> _WORK TO BE COMPLETED_
Your task is to transcribe the records exactly, skipping every image.

> _RECORDS PROVIDED_
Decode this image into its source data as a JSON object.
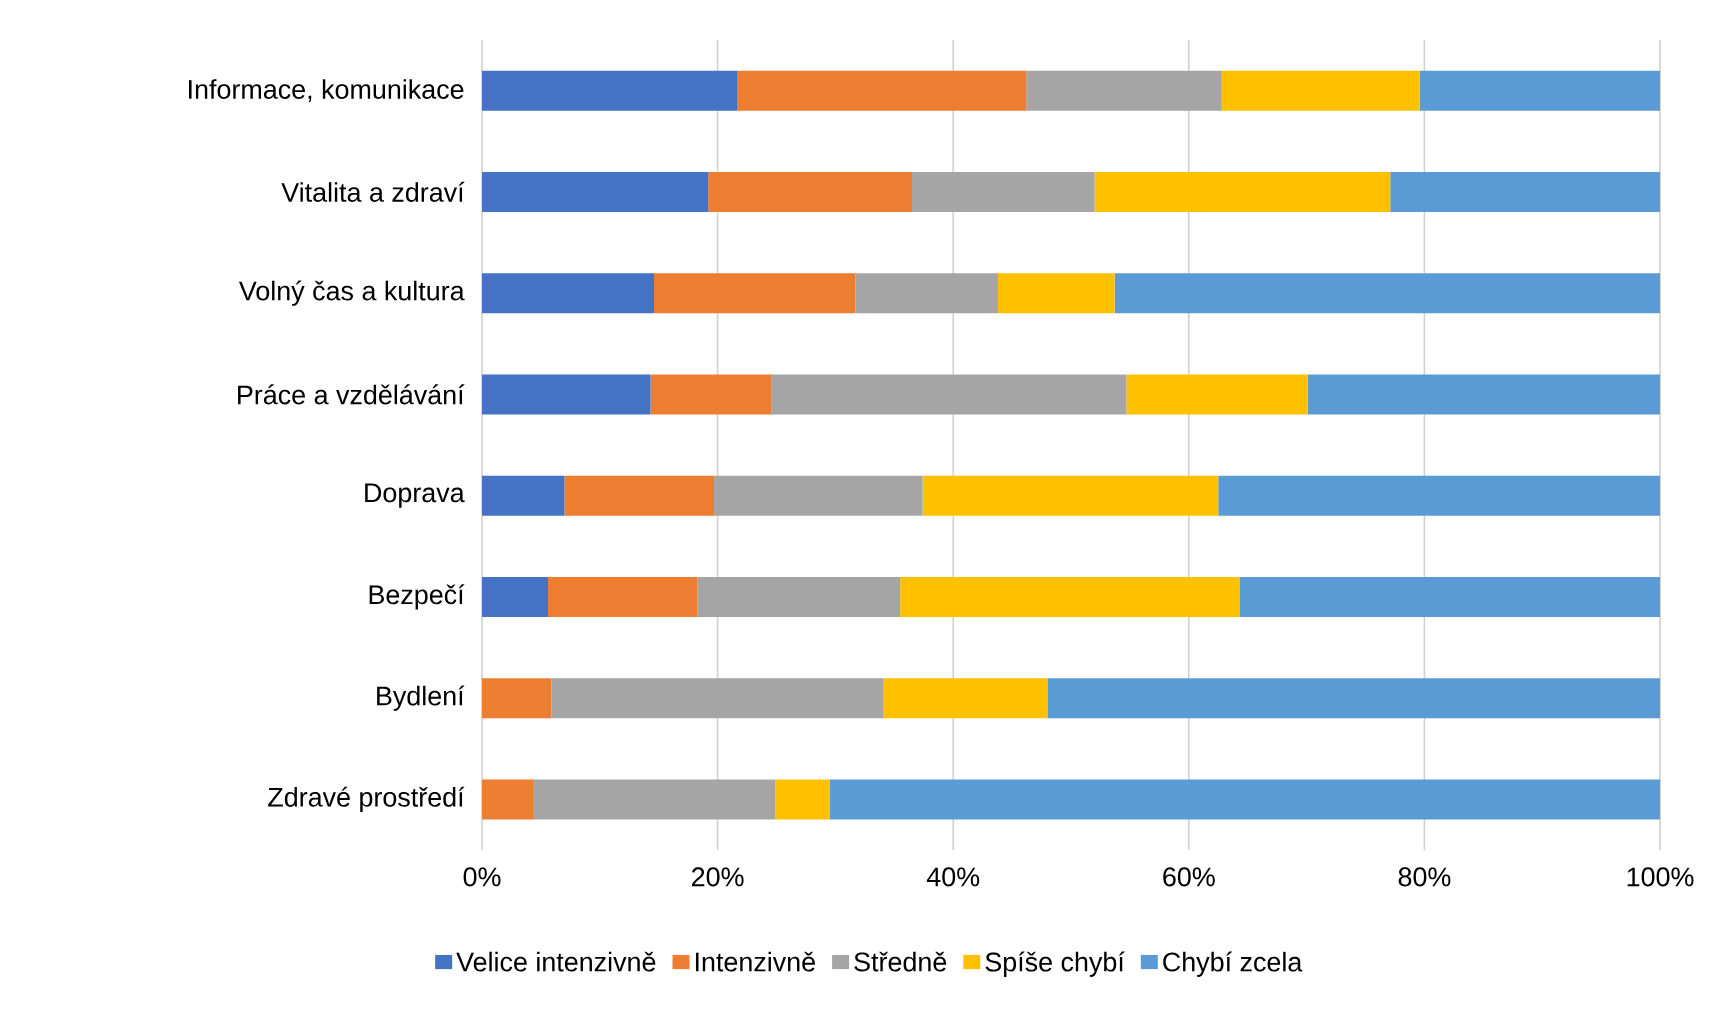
{
  "chart_data": {
    "type": "bar",
    "orientation": "horizontal",
    "stacked": true,
    "categories": [
      "Informace, komunikace",
      "Vitalita a zdraví",
      "Volný čas a kultura",
      "Práce a vzdělávání",
      "Doprava",
      "Bezpečí",
      "Bydlení",
      "Zdravé prostředí"
    ],
    "series": [
      {
        "name": "Velice intenzivně",
        "color": "#4472c4",
        "values": [
          21.7,
          19.2,
          14.6,
          14.3,
          7.0,
          5.6,
          0,
          0
        ]
      },
      {
        "name": "Intenzivně",
        "color": "#ed7d31",
        "values": [
          24.5,
          17.3,
          17.1,
          10.3,
          12.7,
          12.7,
          5.9,
          4.4
        ]
      },
      {
        "name": "Středně",
        "color": "#a5a5a5",
        "values": [
          16.6,
          15.5,
          12.1,
          30.1,
          17.7,
          17.2,
          28.2,
          20.5
        ]
      },
      {
        "name": "Spíše chybí",
        "color": "#ffc000",
        "values": [
          16.8,
          25.1,
          9.9,
          15.4,
          25.1,
          28.8,
          13.9,
          4.6
        ]
      },
      {
        "name": "Chybí zcela",
        "color": "#5b9bd5",
        "values": [
          20.4,
          22.9,
          46.3,
          29.9,
          37.5,
          35.7,
          52.0,
          70.5
        ]
      }
    ],
    "xlim": [
      0,
      100
    ],
    "xticks": [
      {
        "value": 0,
        "label": "0%"
      },
      {
        "value": 20,
        "label": "20%"
      },
      {
        "value": 40,
        "label": "40%"
      },
      {
        "value": 60,
        "label": "60%"
      },
      {
        "value": 80,
        "label": "80%"
      },
      {
        "value": 100,
        "label": "100%"
      }
    ],
    "grid": "x",
    "legend": "bottom"
  }
}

> _SOLUTION FOR THIS EXERCISE_
Decode this image into its source data as a JSON object.
{
  "chart_data": {
    "type": "bar",
    "orientation": "horizontal",
    "stacked": true,
    "categories": [
      "Informace, komunikace",
      "Vitalita a zdraví",
      "Volný čas a kultura",
      "Práce a vzdělávání",
      "Doprava",
      "Bezpečí",
      "Bydlení",
      "Zdravé prostředí"
    ],
    "series": [
      {
        "name": "Velice intenzivně",
        "color": "#4472c4",
        "values": [
          21.7,
          19.2,
          14.6,
          14.3,
          7.0,
          5.6,
          0,
          0
        ]
      },
      {
        "name": "Intenzivně",
        "color": "#ed7d31",
        "values": [
          24.5,
          17.3,
          17.1,
          10.3,
          12.7,
          12.7,
          5.9,
          4.4
        ]
      },
      {
        "name": "Středně",
        "color": "#a5a5a5",
        "values": [
          16.6,
          15.5,
          12.1,
          30.1,
          17.7,
          17.2,
          28.2,
          20.5
        ]
      },
      {
        "name": "Spíše chybí",
        "color": "#ffc000",
        "values": [
          16.8,
          25.1,
          9.9,
          15.4,
          25.1,
          28.8,
          13.9,
          4.6
        ]
      },
      {
        "name": "Chybí zcela",
        "color": "#5b9bd5",
        "values": [
          20.4,
          22.9,
          46.3,
          29.9,
          37.5,
          35.7,
          52.0,
          70.5
        ]
      }
    ],
    "xlim": [
      0,
      100
    ],
    "xticks": [
      {
        "value": 0,
        "label": "0%"
      },
      {
        "value": 20,
        "label": "20%"
      },
      {
        "value": 40,
        "label": "40%"
      },
      {
        "value": 60,
        "label": "60%"
      },
      {
        "value": 80,
        "label": "80%"
      },
      {
        "value": 100,
        "label": "100%"
      }
    ],
    "grid": "x",
    "legend": "bottom"
  }
}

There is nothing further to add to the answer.